*PASSAGE PROVIDED*.

★ ★ ★

4. May 2006 - TomTom AIOs - GO500/ONE/GO910

1. Introduction/ 2. Analyzing the Tracks/ 3. Analyzing the Numbers /
4. Conclusion/ 5. Forum Discussion

1. Introduction
After an interruption in April for some in depth "coated windshield" GPS testing (WIP), let's resume these comparisons with a family of GPS systems over time, the TOMTOM GO500, ONE (not released in the USA but same design as the RIDER) and 910. As a reminder the GO500 uses the SiRFXtracv2 chipset, the ONE uses the SiRFstarIII and the GO910 uses the SiRFstarIII v2 or "second generation" to use the term coined by Navman for its new 530/720/750 AIOs. Actually this might be a bit far-fetch as the only change is the switch from a dual chip (RF and Baseband) to a single chip design (RF+CPU, "single chip") mostly of interest to the manufacturers as it makes for easier integration on the boards and reduced costs. The risk with this type of integration is that it can increase RF interference and a GPS works best when it has the cleanest RF signal.

Make sure you don't let your browser resize the pictures as there is a lot to look at

2. Analyzing the Tracks
Each system has been given the same track color throughout these screen captures. It should be noted that prior to the test run, all the systems had been given a good view of the sky to have a valid set of ephemeris in their memory.

★ ★ ★

*SUPPLIED MATERIAL*.
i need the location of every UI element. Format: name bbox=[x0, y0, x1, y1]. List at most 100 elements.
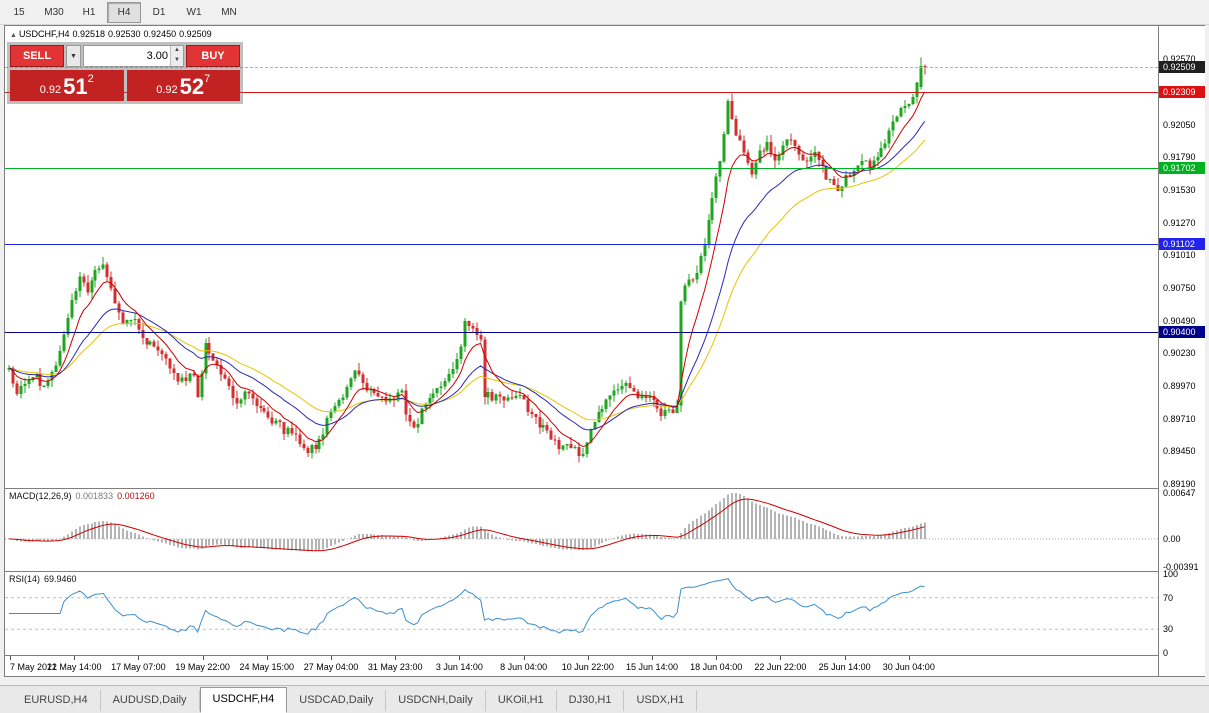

★ ★ ★

*EXERCISE TASK 1*. From the TomTom GPS comparison, pull out the passage starting at "Make sure you" and ending at "in their memory.".
*EXERCISE TASK 2*. Extend the TomTom GPS comparison past its final sentence.

*TASK RESPONSE 1*.
Make sure you don't let your browser resize the pictures as there is a lot to look at

2. Analyzing the Tracks
Each system has been given the same track color throughout these screen captures. It should be noted that prior to the test run, all the systems had been given a good view of the sky to have a valid set of ephemeris in their memory.

*TASK RESPONSE 2*.
Starting out between high rise buildings in the budding town of Noisy-le-Grand outside Paris, for some "urban canyon" testing. The GO500 does not hold the fix and goes for the "straight line", the GO910 holds the fix but the position is not very accurate and will confuse the navigation software. The ONE does much better and will feed useful data to the software with the slight multipath induced error being easily handled by the "snap to road" feature.

Driving back through this narrow street between these buildings but starting out from a less obstructed environment. The GO500 is off to a bad start being up North and then loses the fix when I made a sharp turn into the narrow street. The ONE follows the turn pretty closely, but the GO910 overshoots more before coming back on course. Typically this will appear as a delayed map rotation when navigating and can become a problem if you're in doubt as to whether you've made the right turn or not.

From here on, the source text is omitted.